> Extracted data entries
· · ·
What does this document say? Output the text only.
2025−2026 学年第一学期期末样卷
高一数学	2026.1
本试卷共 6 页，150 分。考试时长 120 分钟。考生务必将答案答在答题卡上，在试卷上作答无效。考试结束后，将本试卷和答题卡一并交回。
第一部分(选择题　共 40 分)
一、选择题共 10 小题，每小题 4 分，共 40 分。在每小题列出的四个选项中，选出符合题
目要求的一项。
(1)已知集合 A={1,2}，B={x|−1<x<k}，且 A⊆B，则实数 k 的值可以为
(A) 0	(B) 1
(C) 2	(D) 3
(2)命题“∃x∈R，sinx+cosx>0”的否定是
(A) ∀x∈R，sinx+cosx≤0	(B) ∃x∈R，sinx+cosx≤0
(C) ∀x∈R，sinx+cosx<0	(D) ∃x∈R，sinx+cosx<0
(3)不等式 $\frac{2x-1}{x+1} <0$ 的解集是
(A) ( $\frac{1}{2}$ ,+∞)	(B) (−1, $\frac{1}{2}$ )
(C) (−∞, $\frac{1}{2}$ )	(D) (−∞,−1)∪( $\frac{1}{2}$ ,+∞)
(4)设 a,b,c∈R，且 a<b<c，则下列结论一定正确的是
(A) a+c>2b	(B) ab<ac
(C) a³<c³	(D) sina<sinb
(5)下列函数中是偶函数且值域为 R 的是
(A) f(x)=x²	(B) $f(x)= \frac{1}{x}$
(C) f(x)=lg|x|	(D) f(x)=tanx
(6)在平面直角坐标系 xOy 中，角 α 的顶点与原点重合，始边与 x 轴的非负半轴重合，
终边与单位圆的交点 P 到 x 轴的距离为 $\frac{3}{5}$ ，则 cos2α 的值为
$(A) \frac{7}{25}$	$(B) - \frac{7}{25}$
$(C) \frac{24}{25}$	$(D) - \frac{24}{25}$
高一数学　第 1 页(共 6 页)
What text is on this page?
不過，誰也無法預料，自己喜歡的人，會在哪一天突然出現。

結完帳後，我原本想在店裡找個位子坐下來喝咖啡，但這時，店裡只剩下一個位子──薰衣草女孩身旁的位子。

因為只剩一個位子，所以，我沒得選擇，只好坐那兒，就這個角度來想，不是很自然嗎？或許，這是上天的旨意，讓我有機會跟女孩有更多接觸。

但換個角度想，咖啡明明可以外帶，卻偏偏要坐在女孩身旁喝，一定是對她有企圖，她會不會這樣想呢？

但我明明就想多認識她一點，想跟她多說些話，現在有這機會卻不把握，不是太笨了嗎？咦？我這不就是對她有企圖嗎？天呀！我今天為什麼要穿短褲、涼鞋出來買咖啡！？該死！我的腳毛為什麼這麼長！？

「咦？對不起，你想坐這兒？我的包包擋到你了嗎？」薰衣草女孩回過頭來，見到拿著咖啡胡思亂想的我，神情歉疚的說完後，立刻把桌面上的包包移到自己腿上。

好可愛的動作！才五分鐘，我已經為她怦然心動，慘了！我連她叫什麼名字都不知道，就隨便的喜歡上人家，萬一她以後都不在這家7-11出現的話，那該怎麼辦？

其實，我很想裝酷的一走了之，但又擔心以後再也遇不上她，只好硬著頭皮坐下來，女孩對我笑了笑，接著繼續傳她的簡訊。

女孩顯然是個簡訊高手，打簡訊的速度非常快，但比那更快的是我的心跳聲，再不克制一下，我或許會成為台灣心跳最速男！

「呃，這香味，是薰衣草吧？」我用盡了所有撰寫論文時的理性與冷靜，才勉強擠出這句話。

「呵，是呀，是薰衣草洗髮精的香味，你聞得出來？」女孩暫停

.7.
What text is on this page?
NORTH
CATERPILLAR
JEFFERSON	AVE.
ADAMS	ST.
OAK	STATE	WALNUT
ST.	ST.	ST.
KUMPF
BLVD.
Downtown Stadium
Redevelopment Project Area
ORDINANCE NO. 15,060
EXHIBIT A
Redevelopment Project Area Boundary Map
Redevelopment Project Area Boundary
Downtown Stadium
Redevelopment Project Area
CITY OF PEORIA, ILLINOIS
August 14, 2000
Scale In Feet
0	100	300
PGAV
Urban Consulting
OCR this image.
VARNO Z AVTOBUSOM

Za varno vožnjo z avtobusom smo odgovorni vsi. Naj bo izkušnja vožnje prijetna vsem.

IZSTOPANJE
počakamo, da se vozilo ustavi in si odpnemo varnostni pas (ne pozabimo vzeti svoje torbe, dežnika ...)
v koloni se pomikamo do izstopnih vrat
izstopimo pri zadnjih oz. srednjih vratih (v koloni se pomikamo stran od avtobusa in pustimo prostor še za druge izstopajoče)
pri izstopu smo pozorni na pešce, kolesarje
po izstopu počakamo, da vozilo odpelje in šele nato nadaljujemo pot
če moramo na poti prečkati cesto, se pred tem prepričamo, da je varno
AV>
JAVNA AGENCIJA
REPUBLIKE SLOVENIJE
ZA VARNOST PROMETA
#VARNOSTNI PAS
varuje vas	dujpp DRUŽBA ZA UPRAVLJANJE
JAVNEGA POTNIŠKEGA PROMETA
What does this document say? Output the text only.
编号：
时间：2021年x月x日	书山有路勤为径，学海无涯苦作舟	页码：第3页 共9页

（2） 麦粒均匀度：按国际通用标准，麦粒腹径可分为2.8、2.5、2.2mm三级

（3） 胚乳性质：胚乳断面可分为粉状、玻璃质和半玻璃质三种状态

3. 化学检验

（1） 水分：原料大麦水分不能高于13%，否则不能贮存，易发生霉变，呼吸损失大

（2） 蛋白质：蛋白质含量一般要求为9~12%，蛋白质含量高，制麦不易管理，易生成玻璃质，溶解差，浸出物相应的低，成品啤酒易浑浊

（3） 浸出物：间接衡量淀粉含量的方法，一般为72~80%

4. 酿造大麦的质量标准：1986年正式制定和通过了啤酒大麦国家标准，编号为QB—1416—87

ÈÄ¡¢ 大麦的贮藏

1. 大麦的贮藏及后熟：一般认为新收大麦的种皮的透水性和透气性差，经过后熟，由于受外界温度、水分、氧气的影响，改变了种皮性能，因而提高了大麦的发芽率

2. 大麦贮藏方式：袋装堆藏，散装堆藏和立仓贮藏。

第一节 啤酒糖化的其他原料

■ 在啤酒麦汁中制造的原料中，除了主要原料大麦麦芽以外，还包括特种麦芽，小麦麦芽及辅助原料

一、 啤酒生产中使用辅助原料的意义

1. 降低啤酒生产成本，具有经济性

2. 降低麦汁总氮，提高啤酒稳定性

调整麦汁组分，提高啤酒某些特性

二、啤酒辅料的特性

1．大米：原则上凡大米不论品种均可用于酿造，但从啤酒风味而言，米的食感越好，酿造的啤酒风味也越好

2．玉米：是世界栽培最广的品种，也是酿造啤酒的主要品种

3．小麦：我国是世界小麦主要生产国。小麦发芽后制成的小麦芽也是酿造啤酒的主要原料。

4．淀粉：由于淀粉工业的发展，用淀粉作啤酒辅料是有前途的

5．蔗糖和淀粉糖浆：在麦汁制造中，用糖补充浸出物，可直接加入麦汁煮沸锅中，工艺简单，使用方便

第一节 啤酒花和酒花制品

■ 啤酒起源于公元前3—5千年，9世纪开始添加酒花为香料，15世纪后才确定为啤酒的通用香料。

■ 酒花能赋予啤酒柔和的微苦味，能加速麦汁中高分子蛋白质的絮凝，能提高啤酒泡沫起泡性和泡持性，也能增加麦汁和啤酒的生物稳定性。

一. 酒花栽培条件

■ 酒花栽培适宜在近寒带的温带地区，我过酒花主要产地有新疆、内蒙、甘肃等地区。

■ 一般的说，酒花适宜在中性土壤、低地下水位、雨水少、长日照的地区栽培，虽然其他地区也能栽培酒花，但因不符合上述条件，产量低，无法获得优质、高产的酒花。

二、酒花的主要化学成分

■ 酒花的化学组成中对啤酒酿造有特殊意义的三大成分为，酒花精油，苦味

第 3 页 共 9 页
· · ·
> Work instructions
Going through the entries above line by line, work out how many lines include the word "PROMETA". Only the number is required.

> Response to this task
2